### EXERCISE MATERIAL ###

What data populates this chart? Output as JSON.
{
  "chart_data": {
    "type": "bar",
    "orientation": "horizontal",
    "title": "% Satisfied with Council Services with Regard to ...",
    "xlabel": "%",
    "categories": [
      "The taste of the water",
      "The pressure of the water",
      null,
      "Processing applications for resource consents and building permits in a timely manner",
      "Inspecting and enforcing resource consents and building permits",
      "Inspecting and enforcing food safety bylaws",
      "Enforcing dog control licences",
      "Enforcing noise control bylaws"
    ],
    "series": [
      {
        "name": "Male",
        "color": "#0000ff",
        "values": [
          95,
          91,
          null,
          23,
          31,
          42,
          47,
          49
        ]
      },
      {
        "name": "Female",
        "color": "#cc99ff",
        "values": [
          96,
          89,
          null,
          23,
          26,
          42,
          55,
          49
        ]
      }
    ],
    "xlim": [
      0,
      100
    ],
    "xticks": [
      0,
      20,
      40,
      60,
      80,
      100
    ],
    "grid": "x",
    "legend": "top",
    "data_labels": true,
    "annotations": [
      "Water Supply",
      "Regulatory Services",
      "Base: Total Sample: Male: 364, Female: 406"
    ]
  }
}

###

● WHAT THE EXERCISE ASKS
From the entries above, select each line containing the string "bylaws".

● FINAL RESULT
      "Inspecting and enforcing food safety bylaws",
      "Enforcing noise control bylaws"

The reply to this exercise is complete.